▶ THE REQUEST
Identify each line holding the string "name" and copy it.

▶ LISTED RECORDS
════
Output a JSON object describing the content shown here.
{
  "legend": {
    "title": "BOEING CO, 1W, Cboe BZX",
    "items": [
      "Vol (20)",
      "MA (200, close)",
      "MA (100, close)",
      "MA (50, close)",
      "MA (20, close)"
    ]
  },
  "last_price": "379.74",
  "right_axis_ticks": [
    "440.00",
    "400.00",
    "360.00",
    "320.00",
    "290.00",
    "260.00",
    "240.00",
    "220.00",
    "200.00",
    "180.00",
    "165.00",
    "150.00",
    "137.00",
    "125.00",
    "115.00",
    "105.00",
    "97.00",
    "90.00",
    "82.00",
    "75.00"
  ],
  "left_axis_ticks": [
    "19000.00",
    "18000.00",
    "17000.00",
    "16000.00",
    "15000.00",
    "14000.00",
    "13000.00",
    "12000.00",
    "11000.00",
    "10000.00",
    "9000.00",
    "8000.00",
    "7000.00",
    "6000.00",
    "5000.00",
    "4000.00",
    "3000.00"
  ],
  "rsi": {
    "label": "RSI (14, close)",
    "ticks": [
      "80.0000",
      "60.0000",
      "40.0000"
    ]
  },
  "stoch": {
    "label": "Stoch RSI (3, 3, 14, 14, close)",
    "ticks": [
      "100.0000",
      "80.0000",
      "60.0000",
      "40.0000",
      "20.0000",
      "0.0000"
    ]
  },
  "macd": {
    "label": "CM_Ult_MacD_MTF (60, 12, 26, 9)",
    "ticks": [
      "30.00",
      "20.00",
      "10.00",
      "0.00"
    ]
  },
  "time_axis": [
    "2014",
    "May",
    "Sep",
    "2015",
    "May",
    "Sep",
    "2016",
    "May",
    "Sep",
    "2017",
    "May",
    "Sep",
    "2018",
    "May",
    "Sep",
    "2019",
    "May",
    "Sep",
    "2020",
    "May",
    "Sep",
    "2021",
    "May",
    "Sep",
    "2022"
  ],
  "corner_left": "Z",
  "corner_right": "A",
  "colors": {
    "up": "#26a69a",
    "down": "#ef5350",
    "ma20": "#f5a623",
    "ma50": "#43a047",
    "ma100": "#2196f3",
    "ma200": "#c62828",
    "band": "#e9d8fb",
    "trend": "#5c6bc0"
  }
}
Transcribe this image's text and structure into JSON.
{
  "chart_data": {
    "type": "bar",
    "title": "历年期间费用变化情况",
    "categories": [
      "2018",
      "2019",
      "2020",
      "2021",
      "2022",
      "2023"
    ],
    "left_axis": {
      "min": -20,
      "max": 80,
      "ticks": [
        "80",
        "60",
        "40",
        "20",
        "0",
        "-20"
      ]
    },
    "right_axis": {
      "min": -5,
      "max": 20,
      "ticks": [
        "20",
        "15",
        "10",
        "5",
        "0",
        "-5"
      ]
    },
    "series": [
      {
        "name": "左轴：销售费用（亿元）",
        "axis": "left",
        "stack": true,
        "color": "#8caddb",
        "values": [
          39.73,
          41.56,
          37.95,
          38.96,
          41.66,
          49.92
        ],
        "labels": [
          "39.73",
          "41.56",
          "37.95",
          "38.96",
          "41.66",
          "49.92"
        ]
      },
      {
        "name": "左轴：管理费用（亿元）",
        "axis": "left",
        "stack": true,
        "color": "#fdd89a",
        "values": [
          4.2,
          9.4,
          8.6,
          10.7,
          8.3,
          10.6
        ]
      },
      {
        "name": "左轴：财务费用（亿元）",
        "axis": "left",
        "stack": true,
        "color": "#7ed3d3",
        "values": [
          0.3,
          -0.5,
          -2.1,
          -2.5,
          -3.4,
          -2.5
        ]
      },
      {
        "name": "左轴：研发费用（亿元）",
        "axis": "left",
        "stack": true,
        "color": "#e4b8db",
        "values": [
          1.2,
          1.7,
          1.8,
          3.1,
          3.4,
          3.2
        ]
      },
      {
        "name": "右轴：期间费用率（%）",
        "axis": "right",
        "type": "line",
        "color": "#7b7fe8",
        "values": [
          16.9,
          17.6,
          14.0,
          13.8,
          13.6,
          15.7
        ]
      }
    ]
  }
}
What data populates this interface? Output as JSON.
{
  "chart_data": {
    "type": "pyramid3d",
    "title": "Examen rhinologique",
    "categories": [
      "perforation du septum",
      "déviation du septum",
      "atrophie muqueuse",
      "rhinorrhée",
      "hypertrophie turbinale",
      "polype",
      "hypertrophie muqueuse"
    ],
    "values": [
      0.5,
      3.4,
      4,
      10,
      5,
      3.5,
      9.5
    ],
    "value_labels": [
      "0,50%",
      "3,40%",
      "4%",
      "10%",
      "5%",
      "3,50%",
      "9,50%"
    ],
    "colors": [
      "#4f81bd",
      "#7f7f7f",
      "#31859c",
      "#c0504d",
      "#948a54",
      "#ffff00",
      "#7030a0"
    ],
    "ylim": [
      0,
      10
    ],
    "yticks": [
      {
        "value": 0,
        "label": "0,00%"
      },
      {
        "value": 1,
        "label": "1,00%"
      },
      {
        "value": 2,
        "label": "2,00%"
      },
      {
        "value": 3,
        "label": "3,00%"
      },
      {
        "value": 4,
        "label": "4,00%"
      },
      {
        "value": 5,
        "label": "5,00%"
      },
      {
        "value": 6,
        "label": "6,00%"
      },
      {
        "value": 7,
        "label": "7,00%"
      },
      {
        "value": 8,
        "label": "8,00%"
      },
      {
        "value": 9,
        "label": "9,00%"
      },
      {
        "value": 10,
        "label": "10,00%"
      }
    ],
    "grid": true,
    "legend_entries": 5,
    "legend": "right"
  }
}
════
▶ SOLUTION TO THE EXERCISE
        "name": "左轴：销售费用（亿元）",
        "name": "左轴：管理费用（亿元）",
        "name": "左轴：财务费用（亿元）",
        "name": "左轴：研发费用（亿元）",
        "name": "右轴：期间费用率（%）",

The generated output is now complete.